Goal. Beginning at the line containing "Transcribe this image's", output every line to the end of the data below exactly as it appears.

+ + +

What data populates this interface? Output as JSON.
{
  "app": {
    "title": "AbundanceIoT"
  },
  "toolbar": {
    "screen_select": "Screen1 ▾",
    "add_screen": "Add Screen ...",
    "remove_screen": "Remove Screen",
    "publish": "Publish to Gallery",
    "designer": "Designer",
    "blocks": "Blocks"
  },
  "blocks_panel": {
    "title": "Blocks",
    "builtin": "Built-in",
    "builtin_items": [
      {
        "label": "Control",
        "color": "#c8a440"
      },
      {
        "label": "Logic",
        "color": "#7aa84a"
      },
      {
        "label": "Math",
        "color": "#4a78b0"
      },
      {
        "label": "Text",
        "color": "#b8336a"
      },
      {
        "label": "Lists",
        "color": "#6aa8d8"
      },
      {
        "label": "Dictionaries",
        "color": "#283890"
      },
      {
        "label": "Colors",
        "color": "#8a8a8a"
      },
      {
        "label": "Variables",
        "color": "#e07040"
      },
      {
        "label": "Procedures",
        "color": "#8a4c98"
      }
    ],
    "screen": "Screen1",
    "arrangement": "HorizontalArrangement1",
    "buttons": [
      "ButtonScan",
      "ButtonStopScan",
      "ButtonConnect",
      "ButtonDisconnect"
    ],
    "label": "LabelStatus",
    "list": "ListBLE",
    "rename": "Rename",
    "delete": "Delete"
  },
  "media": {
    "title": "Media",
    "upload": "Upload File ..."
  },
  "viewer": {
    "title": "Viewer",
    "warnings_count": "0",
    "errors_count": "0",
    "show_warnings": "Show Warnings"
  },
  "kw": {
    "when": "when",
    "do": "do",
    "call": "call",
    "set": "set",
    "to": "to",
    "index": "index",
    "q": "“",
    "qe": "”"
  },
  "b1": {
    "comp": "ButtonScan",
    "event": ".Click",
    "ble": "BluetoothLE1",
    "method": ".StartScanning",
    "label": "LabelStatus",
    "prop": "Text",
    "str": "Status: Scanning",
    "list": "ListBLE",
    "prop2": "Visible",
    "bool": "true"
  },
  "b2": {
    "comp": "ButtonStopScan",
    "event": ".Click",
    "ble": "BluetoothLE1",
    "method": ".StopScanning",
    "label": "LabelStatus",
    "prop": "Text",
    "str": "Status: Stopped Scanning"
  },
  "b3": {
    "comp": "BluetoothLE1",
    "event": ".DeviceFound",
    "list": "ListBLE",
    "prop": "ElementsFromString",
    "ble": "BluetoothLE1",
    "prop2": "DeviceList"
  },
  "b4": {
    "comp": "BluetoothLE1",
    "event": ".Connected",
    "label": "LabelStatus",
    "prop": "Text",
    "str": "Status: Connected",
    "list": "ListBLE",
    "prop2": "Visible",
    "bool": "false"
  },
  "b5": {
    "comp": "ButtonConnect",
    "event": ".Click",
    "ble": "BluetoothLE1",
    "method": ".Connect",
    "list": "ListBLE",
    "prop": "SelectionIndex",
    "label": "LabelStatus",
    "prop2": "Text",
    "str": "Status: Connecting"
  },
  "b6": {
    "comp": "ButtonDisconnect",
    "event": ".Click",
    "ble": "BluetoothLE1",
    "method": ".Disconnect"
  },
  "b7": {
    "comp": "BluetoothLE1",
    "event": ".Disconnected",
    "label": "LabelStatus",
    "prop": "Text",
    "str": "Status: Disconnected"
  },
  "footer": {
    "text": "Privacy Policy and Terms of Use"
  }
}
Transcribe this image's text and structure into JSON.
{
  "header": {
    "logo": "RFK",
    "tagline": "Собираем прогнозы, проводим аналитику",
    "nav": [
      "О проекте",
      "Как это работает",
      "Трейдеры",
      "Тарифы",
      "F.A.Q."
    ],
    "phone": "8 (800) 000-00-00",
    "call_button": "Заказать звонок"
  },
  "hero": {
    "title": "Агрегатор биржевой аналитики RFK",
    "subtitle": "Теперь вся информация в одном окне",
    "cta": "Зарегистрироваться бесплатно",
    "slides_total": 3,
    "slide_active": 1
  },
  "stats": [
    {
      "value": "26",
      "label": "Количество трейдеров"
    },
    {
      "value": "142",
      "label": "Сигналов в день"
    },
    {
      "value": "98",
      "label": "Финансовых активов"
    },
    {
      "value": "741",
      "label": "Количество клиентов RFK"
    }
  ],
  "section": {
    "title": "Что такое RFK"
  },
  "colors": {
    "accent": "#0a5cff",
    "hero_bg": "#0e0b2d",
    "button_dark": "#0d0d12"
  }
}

+ + +

Exercise answer.
Transcribe this image's text and structure into JSON.
{
  "header": {
    "logo": "RFK",
    "tagline": "Собираем прогнозы, проводим аналитику",
    "nav": [
      "О проекте",
      "Как это работает",
      "Трейдеры",
      "Тарифы",
      "F.A.Q."
    ],
    "phone": "8 (800) 000-00-00",
    "call_button": "Заказать звонок"
  },
  "hero": {
    "title": "Агрегатор биржевой аналитики RFK",
    "subtitle": "Теперь вся информация в одном окне",
    "cta": "Зарегистрироваться бесплатно",
    "slides_total": 3,
    "slide_active": 1
  },
  "stats": [
    {
      "value": "26",
      "label": "Количество трейдеров"
    },
    {
      "value": "142",
      "label": "Сигналов в день"
    },
    {
      "value": "98",
      "label": "Финансовых активов"
    },
    {
      "value": "741",
      "label": "Количество клиентов RFK"
    }
  ],
  "section": {
    "title": "Что такое RFK"
  },
  "colors": {
    "accent": "#0a5cff",
    "hero_bg": "#0e0b2d",
    "button_dark": "#0d0d12"
  }
}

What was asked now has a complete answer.